DATA IN THIS EXERCISE
☆ ☆ ☆ ☆ ☆ ☆ ☆

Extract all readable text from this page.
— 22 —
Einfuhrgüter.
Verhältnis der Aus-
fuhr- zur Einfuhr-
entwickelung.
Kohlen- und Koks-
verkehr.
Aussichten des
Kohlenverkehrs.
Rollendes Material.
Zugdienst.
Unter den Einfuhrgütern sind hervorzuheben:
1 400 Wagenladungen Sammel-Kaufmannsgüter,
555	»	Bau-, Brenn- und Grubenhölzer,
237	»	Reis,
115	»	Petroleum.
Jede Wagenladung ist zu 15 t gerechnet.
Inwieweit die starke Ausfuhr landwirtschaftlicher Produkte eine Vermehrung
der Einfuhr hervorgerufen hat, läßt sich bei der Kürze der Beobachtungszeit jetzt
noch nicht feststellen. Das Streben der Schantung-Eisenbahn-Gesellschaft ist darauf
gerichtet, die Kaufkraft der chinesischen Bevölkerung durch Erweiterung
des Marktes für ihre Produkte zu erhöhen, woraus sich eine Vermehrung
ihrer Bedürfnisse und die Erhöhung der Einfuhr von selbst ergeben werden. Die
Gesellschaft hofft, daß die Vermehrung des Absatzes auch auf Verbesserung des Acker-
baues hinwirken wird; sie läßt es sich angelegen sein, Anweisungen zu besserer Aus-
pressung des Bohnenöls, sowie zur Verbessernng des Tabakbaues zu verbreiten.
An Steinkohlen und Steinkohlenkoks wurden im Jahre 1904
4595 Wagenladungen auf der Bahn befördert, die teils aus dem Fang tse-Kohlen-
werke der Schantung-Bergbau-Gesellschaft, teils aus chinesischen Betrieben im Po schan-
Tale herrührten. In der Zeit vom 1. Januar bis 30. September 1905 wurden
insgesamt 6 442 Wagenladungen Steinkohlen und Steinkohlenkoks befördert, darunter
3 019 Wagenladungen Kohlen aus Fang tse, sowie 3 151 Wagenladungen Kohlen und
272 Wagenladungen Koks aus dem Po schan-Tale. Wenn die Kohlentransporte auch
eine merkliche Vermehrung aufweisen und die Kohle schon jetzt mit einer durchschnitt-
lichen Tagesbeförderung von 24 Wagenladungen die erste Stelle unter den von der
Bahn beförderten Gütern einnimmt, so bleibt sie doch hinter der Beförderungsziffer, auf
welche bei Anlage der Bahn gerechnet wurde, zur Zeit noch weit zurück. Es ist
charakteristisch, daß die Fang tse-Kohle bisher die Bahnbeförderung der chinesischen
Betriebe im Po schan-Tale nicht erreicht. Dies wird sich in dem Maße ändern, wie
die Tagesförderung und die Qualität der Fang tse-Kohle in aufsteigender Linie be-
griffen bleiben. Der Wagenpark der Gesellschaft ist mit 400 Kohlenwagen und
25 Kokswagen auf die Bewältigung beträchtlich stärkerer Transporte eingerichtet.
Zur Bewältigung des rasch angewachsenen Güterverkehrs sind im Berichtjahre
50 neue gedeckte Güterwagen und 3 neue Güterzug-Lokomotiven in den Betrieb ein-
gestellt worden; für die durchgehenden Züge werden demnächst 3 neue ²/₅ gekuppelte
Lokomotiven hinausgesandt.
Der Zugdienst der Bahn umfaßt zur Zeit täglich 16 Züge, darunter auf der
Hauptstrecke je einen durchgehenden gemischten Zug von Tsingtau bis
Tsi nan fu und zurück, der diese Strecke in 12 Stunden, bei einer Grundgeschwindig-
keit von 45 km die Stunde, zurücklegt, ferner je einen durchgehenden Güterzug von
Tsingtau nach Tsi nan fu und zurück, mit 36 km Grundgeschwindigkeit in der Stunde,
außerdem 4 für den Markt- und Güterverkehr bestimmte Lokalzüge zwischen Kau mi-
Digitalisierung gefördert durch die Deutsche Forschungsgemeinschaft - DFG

☆ ☆ ☆ ☆ ☆ ☆ ☆

TO DO
Reproduce the data shown above exactly.

EXERCISE RESULT
Extract all readable text from this page.
— 22 —
Einfuhrgüter.
Verhältnis der Aus-
fuhr- zur Einfuhr-
entwickelung.
Kohlen- und Koks-
verkehr.
Aussichten des
Kohlenverkehrs.
Rollendes Material.
Zugdienst.
Unter den Einfuhrgütern sind hervorzuheben:
1 400 Wagenladungen Sammel-Kaufmannsgüter,
555	»	Bau-, Brenn- und Grubenhölzer,
237	»	Reis,
115	»	Petroleum.
Jede Wagenladung ist zu 15 t gerechnet.
Inwieweit die starke Ausfuhr landwirtschaftlicher Produkte eine Vermehrung
der Einfuhr hervorgerufen hat, läßt sich bei der Kürze der Beobachtungszeit jetzt
noch nicht feststellen. Das Streben der Schantung-Eisenbahn-Gesellschaft ist darauf
gerichtet, die Kaufkraft der chinesischen Bevölkerung durch Erweiterung
des Marktes für ihre Produkte zu erhöhen, woraus sich eine Vermehrung
ihrer Bedürfnisse und die Erhöhung der Einfuhr von selbst ergeben werden. Die
Gesellschaft hofft, daß die Vermehrung des Absatzes auch auf Verbesserung des Acker-
baues hinwirken wird; sie läßt es sich angelegen sein, Anweisungen zu besserer Aus-
pressung des Bohnenöls, sowie zur Verbessernng des Tabakbaues zu verbreiten.
An Steinkohlen und Steinkohlenkoks wurden im Jahre 1904
4595 Wagenladungen auf der Bahn befördert, die teils aus dem Fang tse-Kohlen-
werke der Schantung-Bergbau-Gesellschaft, teils aus chinesischen Betrieben im Po schan-
Tale herrührten. In der Zeit vom 1. Januar bis 30. September 1905 wurden
insgesamt 6 442 Wagenladungen Steinkohlen und Steinkohlenkoks befördert, darunter
3 019 Wagenladungen Kohlen aus Fang tse, sowie 3 151 Wagenladungen Kohlen und
272 Wagenladungen Koks aus dem Po schan-Tale. Wenn die Kohlentransporte auch
eine merkliche Vermehrung aufweisen und die Kohle schon jetzt mit einer durchschnitt-
lichen Tagesbeförderung von 24 Wagenladungen die erste Stelle unter den von der
Bahn beförderten Gütern einnimmt, so bleibt sie doch hinter der Beförderungsziffer, auf
welche bei Anlage der Bahn gerechnet wurde, zur Zeit noch weit zurück. Es ist
charakteristisch, daß die Fang tse-Kohle bisher die Bahnbeförderung der chinesischen
Betriebe im Po schan-Tale nicht erreicht. Dies wird sich in dem Maße ändern, wie
die Tagesförderung und die Qualität der Fang tse-Kohle in aufsteigender Linie be-
griffen bleiben. Der Wagenpark der Gesellschaft ist mit 400 Kohlenwagen und
25 Kokswagen auf die Bewältigung beträchtlich stärkerer Transporte eingerichtet.
Zur Bewältigung des rasch angewachsenen Güterverkehrs sind im Berichtjahre
50 neue gedeckte Güterwagen und 3 neue Güterzug-Lokomotiven in den Betrieb ein-
gestellt worden; für die durchgehenden Züge werden demnächst 3 neue ²/₅ gekuppelte
Lokomotiven hinausgesandt.
Der Zugdienst der Bahn umfaßt zur Zeit täglich 16 Züge, darunter auf der
Hauptstrecke je einen durchgehenden gemischten Zug von Tsingtau bis
Tsi nan fu und zurück, der diese Strecke in 12 Stunden, bei einer Grundgeschwindig-
keit von 45 km die Stunde, zurücklegt, ferner je einen durchgehenden Güterzug von
Tsingtau nach Tsi nan fu und zurück, mit 36 km Grundgeschwindigkeit in der Stunde,
außerdem 4 für den Markt- und Güterverkehr bestimmte Lokalzüge zwischen Kau mi-
Digitalisierung gefördert durch die Deutsche Forschungsgemeinschaft - DFG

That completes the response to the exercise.